▶ PROBLEM REQUIREMENTS
Go through the records underneath and write each one out again exactly.

▶ RECORDS PROVIDED
-=-=-=-=-
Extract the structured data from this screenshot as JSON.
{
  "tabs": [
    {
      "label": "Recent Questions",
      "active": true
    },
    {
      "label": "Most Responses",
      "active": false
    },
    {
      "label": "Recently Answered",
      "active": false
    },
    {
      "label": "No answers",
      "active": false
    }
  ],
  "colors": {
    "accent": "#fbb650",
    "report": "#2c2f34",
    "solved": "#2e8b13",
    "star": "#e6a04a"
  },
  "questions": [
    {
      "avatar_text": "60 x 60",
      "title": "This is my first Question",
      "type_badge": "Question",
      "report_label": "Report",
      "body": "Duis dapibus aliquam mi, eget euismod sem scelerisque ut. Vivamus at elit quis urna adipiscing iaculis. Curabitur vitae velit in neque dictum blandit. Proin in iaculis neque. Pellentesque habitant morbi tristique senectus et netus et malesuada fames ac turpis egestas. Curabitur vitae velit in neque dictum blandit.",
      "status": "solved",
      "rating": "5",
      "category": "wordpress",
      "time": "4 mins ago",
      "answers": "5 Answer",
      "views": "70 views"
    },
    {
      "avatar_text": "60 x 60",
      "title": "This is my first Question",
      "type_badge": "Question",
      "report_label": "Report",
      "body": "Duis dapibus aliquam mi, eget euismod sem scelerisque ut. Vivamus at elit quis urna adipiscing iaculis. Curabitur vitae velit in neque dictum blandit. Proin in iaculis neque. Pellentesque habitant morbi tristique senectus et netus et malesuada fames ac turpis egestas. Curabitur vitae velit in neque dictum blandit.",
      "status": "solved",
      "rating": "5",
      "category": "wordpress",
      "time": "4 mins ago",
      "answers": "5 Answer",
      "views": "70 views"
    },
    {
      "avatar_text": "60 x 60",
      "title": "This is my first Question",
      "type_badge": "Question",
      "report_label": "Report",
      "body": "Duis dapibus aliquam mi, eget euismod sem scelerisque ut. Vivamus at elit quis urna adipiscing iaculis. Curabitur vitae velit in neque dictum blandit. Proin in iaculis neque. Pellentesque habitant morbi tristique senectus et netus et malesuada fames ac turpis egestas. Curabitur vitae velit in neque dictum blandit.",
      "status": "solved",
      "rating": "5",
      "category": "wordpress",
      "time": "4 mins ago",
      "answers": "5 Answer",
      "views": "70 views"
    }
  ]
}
-=-=-=-=-
▶ REPLY
Extract the structured data from this screenshot as JSON.
{
  "tabs": [
    {
      "label": "Recent Questions",
      "active": true
    },
    {
      "label": "Most Responses",
      "active": false
    },
    {
      "label": "Recently Answered",
      "active": false
    },
    {
      "label": "No answers",
      "active": false
    }
  ],
  "colors": {
    "accent": "#fbb650",
    "report": "#2c2f34",
    "solved": "#2e8b13",
    "star": "#e6a04a"
  },
  "questions": [
    {
      "avatar_text": "60 x 60",
      "title": "This is my first Question",
      "type_badge": "Question",
      "report_label": "Report",
      "body": "Duis dapibus aliquam mi, eget euismod sem scelerisque ut. Vivamus at elit quis urna adipiscing iaculis. Curabitur vitae velit in neque dictum blandit. Proin in iaculis neque. Pellentesque habitant morbi tristique senectus et netus et malesuada fames ac turpis egestas. Curabitur vitae velit in neque dictum blandit.",
      "status": "solved",
      "rating": "5",
      "category": "wordpress",
      "time": "4 mins ago",
      "answers": "5 Answer",
      "views": "70 views"
    },
    {
      "avatar_text": "60 x 60",
      "title": "This is my first Question",
      "type_badge": "Question",
      "report_label": "Report",
      "body": "Duis dapibus aliquam mi, eget euismod sem scelerisque ut. Vivamus at elit quis urna adipiscing iaculis. Curabitur vitae velit in neque dictum blandit. Proin in iaculis neque. Pellentesque habitant morbi tristique senectus et netus et malesuada fames ac turpis egestas. Curabitur vitae velit in neque dictum blandit.",
      "status": "solved",
      "rating": "5",
      "category": "wordpress",
      "time": "4 mins ago",
      "answers": "5 Answer",
      "views": "70 views"
    },
    {
      "avatar_text": "60 x 60",
      "title": "This is my first Question",
      "type_badge": "Question",
      "report_label": "Report",
      "body": "Duis dapibus aliquam mi, eget euismod sem scelerisque ut. Vivamus at elit quis urna adipiscing iaculis. Curabitur vitae velit in neque dictum blandit. Proin in iaculis neque. Pellentesque habitant morbi tristique senectus et netus et malesuada fames ac turpis egestas. Curabitur vitae velit in neque dictum blandit.",
      "status": "solved",
      "rating": "5",
      "category": "wordpress",
      "time": "4 mins ago",
      "answers": "5 Answer",
      "views": "70 views"
    }
  ]
}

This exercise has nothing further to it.